42 years since June 16 1976

16 June is Youth Day, South Africa commemorates the 1976 students uprising in Soweto which marks 42 years since the students took to the streets of Soweto in a peaceful protest for equality and quality education which unfortunately ended in bloodshed.

This day is more than a public holiday, it commemorates the courage displayed by students who stood against the apartheid government. Youth Day is a day South Africans pay tribute to the youth that was ambushed by the apartheid regime police in Soweto on 16 June 1976.

Going back in time…

On June 16, 1976, thousands of black students gathered to protest from their schools to Orlando Stadium. The students opposed the official order of making Afrikaans the compulsory medium of instruction in black township schools throughout the country. The use of local languages was prohibited in these schools whilst the constitution supported that Afrikaans and English be made the official languages of the country.

The rally was peaceful with the intention to plea with the government not to make Afrikaans compulsory in schools. Things escalated when the police were called in to disperse the crowds and riots broke out. Hundreds of students were killed as a result.

The number of people who died is usually given as 176 with some estimates up to 700. 15 000 uniformed pupils were there, the plan was to act against studying in Afrikaans.
########################################
* [GIVEN PROBLEM A]: List every place name that appears in the Youth Day article.
########################################
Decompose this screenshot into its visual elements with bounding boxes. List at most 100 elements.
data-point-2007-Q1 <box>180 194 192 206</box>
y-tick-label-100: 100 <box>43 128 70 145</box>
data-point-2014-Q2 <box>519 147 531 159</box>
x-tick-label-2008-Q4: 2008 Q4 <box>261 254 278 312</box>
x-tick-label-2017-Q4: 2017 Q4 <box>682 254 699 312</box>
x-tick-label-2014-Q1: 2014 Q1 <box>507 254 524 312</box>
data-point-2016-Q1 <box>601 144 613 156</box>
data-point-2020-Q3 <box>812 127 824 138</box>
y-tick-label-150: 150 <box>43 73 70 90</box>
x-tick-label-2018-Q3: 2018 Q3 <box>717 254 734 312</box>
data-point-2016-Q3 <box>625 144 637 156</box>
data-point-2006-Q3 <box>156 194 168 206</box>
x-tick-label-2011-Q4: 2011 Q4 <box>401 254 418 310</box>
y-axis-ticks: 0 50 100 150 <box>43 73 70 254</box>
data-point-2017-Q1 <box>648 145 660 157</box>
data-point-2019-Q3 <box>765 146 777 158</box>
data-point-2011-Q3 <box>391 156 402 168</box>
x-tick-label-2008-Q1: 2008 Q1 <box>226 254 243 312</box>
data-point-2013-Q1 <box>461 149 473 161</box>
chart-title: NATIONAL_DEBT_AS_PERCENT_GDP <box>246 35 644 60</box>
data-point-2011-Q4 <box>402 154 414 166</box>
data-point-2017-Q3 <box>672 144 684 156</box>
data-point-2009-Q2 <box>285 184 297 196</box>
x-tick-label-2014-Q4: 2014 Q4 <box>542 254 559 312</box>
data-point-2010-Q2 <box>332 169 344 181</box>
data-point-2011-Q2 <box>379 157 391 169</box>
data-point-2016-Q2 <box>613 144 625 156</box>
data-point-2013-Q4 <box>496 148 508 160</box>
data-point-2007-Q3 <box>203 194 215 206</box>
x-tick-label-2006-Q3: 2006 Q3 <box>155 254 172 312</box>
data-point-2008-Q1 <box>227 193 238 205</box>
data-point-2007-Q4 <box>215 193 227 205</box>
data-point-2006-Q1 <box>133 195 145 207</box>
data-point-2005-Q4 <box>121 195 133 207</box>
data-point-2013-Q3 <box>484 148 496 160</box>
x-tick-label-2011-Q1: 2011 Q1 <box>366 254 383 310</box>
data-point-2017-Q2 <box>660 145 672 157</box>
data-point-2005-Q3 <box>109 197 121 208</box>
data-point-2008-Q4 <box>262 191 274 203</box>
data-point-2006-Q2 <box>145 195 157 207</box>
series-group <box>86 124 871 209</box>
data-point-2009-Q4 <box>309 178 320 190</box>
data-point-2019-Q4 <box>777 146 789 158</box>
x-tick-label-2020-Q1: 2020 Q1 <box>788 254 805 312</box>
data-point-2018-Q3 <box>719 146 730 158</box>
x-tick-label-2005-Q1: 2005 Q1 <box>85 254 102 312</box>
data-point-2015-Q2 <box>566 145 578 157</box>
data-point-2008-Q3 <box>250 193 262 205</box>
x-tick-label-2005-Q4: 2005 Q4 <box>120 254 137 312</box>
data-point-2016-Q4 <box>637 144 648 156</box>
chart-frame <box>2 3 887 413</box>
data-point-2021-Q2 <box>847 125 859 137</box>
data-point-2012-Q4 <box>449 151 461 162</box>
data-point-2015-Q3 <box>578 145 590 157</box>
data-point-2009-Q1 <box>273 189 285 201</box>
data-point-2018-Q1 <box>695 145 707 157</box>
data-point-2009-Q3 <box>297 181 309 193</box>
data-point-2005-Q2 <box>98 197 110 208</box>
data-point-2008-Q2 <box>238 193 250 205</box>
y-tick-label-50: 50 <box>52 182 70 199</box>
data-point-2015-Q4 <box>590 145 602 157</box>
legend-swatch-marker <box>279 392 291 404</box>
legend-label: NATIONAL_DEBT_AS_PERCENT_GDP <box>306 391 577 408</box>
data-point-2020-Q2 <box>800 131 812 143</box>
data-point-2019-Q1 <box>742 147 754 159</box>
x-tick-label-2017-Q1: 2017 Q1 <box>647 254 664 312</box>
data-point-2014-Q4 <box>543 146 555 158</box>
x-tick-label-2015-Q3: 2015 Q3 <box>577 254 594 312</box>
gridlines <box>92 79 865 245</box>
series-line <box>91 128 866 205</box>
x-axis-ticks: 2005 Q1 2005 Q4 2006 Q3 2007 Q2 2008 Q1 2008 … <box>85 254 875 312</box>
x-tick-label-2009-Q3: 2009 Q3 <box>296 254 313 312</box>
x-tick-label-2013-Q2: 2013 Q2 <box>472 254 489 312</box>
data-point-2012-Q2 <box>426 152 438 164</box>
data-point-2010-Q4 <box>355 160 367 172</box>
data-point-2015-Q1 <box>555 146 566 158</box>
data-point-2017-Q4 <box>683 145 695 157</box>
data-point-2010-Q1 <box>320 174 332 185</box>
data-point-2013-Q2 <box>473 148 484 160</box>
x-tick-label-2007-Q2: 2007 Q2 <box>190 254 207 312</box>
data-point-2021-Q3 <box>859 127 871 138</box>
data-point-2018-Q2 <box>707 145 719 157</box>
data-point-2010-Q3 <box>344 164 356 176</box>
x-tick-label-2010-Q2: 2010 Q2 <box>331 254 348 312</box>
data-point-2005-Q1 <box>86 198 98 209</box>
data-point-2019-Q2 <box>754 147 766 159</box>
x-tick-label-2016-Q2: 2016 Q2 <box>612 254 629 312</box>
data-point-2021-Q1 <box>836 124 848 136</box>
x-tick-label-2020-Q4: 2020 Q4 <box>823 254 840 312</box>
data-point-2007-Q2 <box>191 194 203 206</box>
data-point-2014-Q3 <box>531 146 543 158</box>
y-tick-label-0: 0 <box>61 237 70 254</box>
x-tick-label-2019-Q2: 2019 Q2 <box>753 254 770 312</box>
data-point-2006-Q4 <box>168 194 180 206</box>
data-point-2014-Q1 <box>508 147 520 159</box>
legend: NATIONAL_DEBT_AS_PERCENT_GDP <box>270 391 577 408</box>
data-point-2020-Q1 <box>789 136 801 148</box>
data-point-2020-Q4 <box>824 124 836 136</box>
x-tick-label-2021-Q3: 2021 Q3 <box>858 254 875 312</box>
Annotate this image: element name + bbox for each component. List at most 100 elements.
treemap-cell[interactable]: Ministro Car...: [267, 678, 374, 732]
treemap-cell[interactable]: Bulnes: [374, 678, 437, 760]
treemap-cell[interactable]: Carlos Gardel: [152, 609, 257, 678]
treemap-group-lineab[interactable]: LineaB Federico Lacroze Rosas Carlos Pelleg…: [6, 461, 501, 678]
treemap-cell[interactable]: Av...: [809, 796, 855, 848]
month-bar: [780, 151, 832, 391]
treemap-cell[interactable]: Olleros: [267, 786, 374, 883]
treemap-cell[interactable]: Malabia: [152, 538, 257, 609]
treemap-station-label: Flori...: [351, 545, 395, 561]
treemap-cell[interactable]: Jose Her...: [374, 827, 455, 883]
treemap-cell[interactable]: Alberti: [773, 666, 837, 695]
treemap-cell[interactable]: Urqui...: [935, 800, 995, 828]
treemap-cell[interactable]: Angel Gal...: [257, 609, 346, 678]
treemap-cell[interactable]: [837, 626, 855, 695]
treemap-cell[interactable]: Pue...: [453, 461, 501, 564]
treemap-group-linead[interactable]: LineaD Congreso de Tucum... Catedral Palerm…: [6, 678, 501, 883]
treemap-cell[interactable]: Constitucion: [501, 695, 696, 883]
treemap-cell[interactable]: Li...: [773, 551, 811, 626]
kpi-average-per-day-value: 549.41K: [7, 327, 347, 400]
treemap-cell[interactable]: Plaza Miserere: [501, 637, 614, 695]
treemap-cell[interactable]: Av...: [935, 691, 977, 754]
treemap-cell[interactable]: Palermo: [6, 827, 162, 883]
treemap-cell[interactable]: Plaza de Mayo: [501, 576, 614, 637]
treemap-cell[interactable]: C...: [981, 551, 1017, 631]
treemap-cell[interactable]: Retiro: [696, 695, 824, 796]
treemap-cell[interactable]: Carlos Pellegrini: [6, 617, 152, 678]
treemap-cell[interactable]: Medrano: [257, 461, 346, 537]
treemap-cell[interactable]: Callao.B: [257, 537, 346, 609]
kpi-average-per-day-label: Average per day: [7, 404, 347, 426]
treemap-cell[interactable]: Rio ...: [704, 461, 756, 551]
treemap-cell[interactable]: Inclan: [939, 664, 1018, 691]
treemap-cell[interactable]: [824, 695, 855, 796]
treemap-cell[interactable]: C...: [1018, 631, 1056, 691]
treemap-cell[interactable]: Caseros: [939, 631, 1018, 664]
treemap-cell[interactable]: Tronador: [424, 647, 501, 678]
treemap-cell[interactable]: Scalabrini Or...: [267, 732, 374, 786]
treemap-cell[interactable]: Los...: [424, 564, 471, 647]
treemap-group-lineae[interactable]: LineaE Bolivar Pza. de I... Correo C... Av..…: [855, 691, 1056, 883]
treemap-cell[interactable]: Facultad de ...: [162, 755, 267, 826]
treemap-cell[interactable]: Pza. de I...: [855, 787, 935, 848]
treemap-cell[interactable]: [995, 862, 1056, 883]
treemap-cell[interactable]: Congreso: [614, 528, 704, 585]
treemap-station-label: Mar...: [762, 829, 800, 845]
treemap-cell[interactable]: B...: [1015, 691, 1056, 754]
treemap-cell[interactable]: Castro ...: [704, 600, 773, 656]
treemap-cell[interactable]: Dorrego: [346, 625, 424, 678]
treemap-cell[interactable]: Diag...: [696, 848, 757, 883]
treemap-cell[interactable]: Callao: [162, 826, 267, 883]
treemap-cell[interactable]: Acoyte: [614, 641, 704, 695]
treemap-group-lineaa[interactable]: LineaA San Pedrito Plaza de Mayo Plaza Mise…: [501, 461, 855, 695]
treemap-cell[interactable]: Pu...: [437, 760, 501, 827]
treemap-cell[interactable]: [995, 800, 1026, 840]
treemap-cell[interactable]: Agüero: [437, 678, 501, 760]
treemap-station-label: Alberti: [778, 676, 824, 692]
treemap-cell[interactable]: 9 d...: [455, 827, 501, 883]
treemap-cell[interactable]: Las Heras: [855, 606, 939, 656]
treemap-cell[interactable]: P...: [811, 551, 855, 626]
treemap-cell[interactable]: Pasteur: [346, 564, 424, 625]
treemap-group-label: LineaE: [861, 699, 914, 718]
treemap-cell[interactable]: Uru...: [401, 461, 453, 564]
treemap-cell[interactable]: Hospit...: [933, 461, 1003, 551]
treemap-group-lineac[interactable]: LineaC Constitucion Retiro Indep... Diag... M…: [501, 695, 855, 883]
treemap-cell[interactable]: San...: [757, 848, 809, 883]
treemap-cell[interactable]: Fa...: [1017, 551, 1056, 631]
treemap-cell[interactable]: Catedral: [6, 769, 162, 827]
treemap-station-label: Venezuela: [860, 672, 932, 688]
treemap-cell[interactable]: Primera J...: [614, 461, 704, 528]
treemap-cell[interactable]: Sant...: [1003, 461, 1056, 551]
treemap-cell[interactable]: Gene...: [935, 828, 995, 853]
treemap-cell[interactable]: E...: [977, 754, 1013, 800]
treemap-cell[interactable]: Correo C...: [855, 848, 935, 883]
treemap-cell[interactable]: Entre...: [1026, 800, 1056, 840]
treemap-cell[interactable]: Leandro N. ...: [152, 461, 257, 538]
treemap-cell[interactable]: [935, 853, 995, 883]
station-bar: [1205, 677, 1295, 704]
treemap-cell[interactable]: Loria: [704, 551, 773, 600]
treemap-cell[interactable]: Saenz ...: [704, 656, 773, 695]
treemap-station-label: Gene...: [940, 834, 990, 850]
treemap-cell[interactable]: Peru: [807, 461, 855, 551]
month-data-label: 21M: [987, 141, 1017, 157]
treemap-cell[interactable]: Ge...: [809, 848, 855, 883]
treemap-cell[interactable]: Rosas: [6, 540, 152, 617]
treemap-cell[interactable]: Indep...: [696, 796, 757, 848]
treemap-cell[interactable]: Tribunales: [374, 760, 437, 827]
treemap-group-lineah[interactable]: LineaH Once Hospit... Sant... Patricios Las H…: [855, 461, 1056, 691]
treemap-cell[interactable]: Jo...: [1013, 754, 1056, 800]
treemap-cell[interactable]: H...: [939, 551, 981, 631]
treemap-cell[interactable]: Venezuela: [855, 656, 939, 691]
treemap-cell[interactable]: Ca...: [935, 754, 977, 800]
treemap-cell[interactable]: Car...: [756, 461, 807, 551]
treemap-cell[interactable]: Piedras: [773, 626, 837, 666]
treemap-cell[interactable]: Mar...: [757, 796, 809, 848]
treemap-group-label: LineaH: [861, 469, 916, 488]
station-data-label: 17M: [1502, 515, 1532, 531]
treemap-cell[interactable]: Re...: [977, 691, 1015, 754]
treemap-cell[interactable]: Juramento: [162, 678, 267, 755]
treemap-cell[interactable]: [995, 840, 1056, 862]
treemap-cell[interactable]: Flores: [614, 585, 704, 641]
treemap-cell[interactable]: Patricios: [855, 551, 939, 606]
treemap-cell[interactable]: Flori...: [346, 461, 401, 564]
########################################
* [GIVEN PROBLEM B]: Copy the records from their first line up to and including the line with "x-tick-label-2017-Q4: 2017 Q4".

* [FULL ANSWER A]: South Africa, Soweto, Orlando Stadium

* [FULL ANSWER B]:
Decompose this screenshot into its visual elements with bounding boxes. List at most 100 elements.
data-point-2007-Q1 <box>180 194 192 206</box>
y-tick-label-100: 100 <box>43 128 70 145</box>
data-point-2014-Q2 <box>519 147 531 159</box>
x-tick-label-2008-Q4: 2008 Q4 <box>261 254 278 312</box>
x-tick-label-2017-Q4: 2017 Q4 <box>682 254 699 312</box>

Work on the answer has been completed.